Given entries =

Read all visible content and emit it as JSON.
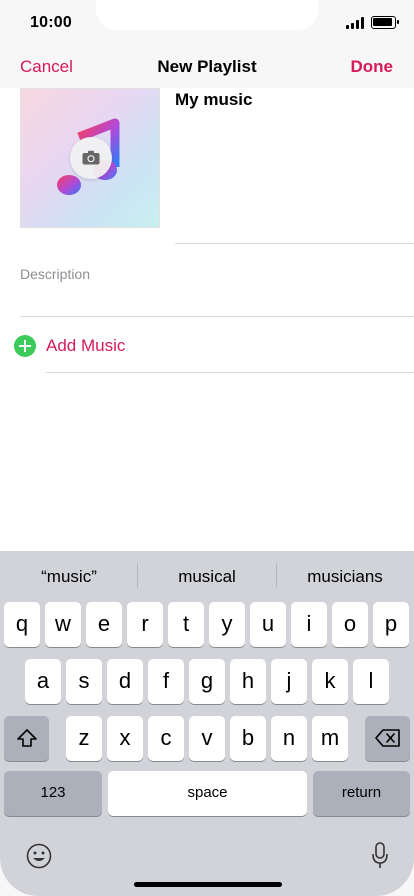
{
  "status_bar": {
    "time": "10:00"
  },
  "nav": {
    "cancel": "Cancel",
    "title": "New Playlist",
    "done": "Done"
  },
  "playlist": {
    "name": "My music",
    "description_placeholder": "Description"
  },
  "add_music": {
    "label": "Add Music"
  },
  "colors": {
    "accent": "#d6195a",
    "add_green": "#3ccb5a",
    "keyboard_bg": "#d1d3d9"
  },
  "keyboard": {
    "suggestions": [
      "“music”",
      "musical",
      "musicians"
    ],
    "row1": [
      "q",
      "w",
      "e",
      "r",
      "t",
      "y",
      "u",
      "i",
      "o",
      "p"
    ],
    "row2": [
      "a",
      "s",
      "d",
      "f",
      "g",
      "h",
      "j",
      "k",
      "l"
    ],
    "row3": [
      "z",
      "x",
      "c",
      "v",
      "b",
      "n",
      "m"
    ],
    "numbers_key": "123",
    "space_key": "space",
    "return_key": "return"
  }
}
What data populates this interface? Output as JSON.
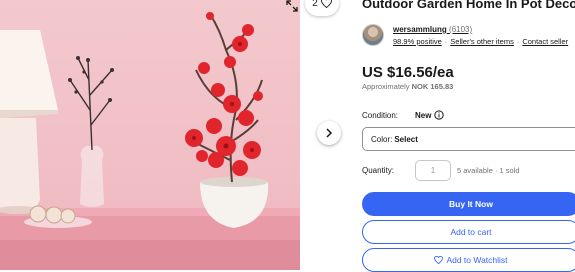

What to do = Identify each line in the records above that contains the word "JSON", and copy it out in full.

Response to the task =
Read all visible content and emit it as JSON.
What data populates this interface? Output as JSON.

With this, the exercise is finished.